Retype the records in full, keeping each character as it is.

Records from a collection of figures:
::::

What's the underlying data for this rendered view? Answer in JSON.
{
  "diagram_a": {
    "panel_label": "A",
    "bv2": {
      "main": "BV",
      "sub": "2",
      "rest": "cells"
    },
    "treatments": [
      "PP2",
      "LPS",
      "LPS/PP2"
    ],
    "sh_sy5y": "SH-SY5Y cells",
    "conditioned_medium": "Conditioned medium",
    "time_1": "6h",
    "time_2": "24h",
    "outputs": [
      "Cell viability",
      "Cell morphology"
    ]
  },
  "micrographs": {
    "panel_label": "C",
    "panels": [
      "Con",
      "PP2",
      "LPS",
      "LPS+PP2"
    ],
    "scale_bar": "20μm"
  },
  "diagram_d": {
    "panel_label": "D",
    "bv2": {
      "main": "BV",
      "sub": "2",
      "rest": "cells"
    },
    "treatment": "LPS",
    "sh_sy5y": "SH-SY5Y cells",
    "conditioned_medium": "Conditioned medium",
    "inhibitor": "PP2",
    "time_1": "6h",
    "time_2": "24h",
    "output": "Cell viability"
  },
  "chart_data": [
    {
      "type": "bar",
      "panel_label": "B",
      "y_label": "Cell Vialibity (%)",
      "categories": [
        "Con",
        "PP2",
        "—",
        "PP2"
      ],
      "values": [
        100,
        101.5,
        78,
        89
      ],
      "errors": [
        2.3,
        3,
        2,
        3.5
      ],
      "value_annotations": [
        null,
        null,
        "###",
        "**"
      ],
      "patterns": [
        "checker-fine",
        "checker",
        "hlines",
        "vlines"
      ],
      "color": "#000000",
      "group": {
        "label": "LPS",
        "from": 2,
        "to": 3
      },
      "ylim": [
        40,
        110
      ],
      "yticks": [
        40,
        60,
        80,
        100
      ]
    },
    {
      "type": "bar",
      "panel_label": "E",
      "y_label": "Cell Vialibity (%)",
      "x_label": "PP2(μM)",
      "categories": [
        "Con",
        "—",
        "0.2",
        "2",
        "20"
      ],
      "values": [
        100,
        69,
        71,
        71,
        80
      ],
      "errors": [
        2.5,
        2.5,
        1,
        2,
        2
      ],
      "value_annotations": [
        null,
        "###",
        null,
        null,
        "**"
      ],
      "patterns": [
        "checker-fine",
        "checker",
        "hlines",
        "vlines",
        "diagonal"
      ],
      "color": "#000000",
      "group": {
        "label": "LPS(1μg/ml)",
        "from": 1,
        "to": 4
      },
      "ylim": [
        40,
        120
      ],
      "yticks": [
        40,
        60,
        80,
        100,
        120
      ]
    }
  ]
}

::::

**ANSWER AREA:**
What's the underlying data for this rendered view? Answer in JSON.
{
  "diagram_a": {
    "panel_label": "A",
    "bv2": {
      "main": "BV",
      "sub": "2",
      "rest": "cells"
    },
    "treatments": [
      "PP2",
      "LPS",
      "LPS/PP2"
    ],
    "sh_sy5y": "SH-SY5Y cells",
    "conditioned_medium": "Conditioned medium",
    "time_1": "6h",
    "time_2": "24h",
    "outputs": [
      "Cell viability",
      "Cell morphology"
    ]
  },
  "micrographs": {
    "panel_label": "C",
    "panels": [
      "Con",
      "PP2",
      "LPS",
      "LPS+PP2"
    ],
    "scale_bar": "20μm"
  },
  "diagram_d": {
    "panel_label": "D",
    "bv2": {
      "main": "BV",
      "sub": "2",
      "rest": "cells"
    },
    "treatment": "LPS",
    "sh_sy5y": "SH-SY5Y cells",
    "conditioned_medium": "Conditioned medium",
    "inhibitor": "PP2",
    "time_1": "6h",
    "time_2": "24h",
    "output": "Cell viability"
  },
  "chart_data": [
    {
      "type": "bar",
      "panel_label": "B",
      "y_label": "Cell Vialibity (%)",
      "categories": [
        "Con",
        "PP2",
        "—",
        "PP2"
      ],
      "values": [
        100,
        101.5,
        78,
        89
      ],
      "errors": [
        2.3,
        3,
        2,
        3.5
      ],
      "value_annotations": [
        null,
        null,
        "###",
        "**"
      ],
      "patterns": [
        "checker-fine",
        "checker",
        "hlines",
        "vlines"
      ],
      "color": "#000000",
      "group": {
        "label": "LPS",
        "from": 2,
        "to": 3
      },
      "ylim": [
        40,
        110
      ],
      "yticks": [
        40,
        60,
        80,
        100
      ]
    },
    {
      "type": "bar",
      "panel_label": "E",
      "y_label": "Cell Vialibity (%)",
      "x_label": "PP2(μM)",
      "categories": [
        "Con",
        "—",
        "0.2",
        "2",
        "20"
      ],
      "values": [
        100,
        69,
        71,
        71,
        80
      ],
      "errors": [
        2.5,
        2.5,
        1,
        2,
        2
      ],
      "value_annotations": [
        null,
        "###",
        null,
        null,
        "**"
      ],
      "patterns": [
        "checker-fine",
        "checker",
        "hlines",
        "vlines",
        "diagonal"
      ],
      "color": "#000000",
      "group": {
        "label": "LPS(1μg/ml)",
        "from": 1,
        "to": 4
      },
      "ylim": [
        40,
        120
      ],
      "yticks": [
        40,
        60,
        80,
        100,
        120
      ]
    }
  ]
}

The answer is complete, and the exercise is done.